Extract all of the entries and give them again, word for word.

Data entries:
____________

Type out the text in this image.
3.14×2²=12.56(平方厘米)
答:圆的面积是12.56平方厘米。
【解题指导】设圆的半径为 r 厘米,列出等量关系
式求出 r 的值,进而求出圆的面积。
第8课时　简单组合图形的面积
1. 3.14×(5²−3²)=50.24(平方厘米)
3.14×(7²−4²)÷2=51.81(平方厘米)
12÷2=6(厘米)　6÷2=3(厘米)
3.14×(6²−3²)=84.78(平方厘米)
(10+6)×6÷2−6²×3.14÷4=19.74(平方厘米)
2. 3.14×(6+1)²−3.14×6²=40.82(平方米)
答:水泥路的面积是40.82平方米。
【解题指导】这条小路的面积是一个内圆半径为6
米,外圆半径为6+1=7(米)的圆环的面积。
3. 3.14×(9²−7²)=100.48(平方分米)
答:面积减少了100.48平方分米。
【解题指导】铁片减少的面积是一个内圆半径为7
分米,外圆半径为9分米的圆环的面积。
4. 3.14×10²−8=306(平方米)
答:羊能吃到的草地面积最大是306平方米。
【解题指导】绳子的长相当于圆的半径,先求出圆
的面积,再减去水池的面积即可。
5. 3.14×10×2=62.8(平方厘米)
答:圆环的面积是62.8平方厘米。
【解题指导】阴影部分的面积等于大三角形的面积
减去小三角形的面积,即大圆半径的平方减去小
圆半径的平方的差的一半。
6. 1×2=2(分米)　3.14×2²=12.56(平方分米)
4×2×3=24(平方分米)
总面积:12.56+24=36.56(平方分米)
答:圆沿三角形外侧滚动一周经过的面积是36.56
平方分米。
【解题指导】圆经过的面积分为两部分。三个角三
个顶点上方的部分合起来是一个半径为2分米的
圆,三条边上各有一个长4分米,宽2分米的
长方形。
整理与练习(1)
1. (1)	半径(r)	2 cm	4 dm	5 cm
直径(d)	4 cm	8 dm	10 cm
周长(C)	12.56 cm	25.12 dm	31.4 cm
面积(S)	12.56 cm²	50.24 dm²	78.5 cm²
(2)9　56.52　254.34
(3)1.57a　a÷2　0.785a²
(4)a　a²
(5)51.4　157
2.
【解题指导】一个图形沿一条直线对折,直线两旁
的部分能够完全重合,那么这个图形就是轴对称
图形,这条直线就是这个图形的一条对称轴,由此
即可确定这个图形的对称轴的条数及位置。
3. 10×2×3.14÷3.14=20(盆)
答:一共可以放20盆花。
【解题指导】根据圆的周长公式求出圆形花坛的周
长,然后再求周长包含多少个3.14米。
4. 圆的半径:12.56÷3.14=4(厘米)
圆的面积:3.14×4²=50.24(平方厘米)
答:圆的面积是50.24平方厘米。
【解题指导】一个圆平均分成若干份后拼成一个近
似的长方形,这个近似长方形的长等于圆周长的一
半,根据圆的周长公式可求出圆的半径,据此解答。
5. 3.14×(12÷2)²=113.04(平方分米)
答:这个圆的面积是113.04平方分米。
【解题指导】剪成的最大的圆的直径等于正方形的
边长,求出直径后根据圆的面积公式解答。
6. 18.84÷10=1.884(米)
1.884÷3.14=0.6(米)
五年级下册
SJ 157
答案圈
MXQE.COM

____________

EXERCISE ANSWER:
Type out the text in this image.
3.14×2²=12.56(平方厘米)
答:圆的面积是12.56平方厘米。
【解题指导】设圆的半径为 r 厘米,列出等量关系
式求出 r 的值,进而求出圆的面积。
第8课时　简单组合图形的面积
1. 3.14×(5²−3²)=50.24(平方厘米)
3.14×(7²−4²)÷2=51.81(平方厘米)
12÷2=6(厘米)　6÷2=3(厘米)
3.14×(6²−3²)=84.78(平方厘米)
(10+6)×6÷2−6²×3.14÷4=19.74(平方厘米)
2. 3.14×(6+1)²−3.14×6²=40.82(平方米)
答:水泥路的面积是40.82平方米。
【解题指导】这条小路的面积是一个内圆半径为6
米,外圆半径为6+1=7(米)的圆环的面积。
3. 3.14×(9²−7²)=100.48(平方分米)
答:面积减少了100.48平方分米。
【解题指导】铁片减少的面积是一个内圆半径为7
分米,外圆半径为9分米的圆环的面积。
4. 3.14×10²−8=306(平方米)
答:羊能吃到的草地面积最大是306平方米。
【解题指导】绳子的长相当于圆的半径,先求出圆
的面积,再减去水池的面积即可。
5. 3.14×10×2=62.8(平方厘米)
答:圆环的面积是62.8平方厘米。
【解题指导】阴影部分的面积等于大三角形的面积
减去小三角形的面积,即大圆半径的平方减去小
圆半径的平方的差的一半。
6. 1×2=2(分米)　3.14×2²=12.56(平方分米)
4×2×3=24(平方分米)
总面积:12.56+24=36.56(平方分米)
答:圆沿三角形外侧滚动一周经过的面积是36.56
平方分米。
【解题指导】圆经过的面积分为两部分。三个角三
个顶点上方的部分合起来是一个半径为2分米的
圆,三条边上各有一个长4分米,宽2分米的
长方形。
整理与练习(1)
1. (1)	半径(r)	2 cm	4 dm	5 cm
直径(d)	4 cm	8 dm	10 cm
周长(C)	12.56 cm	25.12 dm	31.4 cm
面积(S)	12.56 cm²	50.24 dm²	78.5 cm²
(2)9　56.52　254.34
(3)1.57a　a÷2　0.785a²
(4)a　a²
(5)51.4　157
2.
【解题指导】一个图形沿一条直线对折,直线两旁
的部分能够完全重合,那么这个图形就是轴对称
图形,这条直线就是这个图形的一条对称轴,由此
即可确定这个图形的对称轴的条数及位置。
3. 10×2×3.14÷3.14=20(盆)
答:一共可以放20盆花。
【解题指导】根据圆的周长公式求出圆形花坛的周
长,然后再求周长包含多少个3.14米。
4. 圆的半径:12.56÷3.14=4(厘米)
圆的面积:3.14×4²=50.24(平方厘米)
答:圆的面积是50.24平方厘米。
【解题指导】一个圆平均分成若干份后拼成一个近
似的长方形,这个近似长方形的长等于圆周长的一
半,根据圆的周长公式可求出圆的半径,据此解答。
5. 3.14×(12÷2)²=113.04(平方分米)
答:这个圆的面积是113.04平方分米。
【解题指导】剪成的最大的圆的直径等于正方形的
边长,求出直径后根据圆的面积公式解答。
6. 18.84÷10=1.884(米)
1.884÷3.14=0.6(米)
五年级下册
SJ 157
答案圈
MXQE.COM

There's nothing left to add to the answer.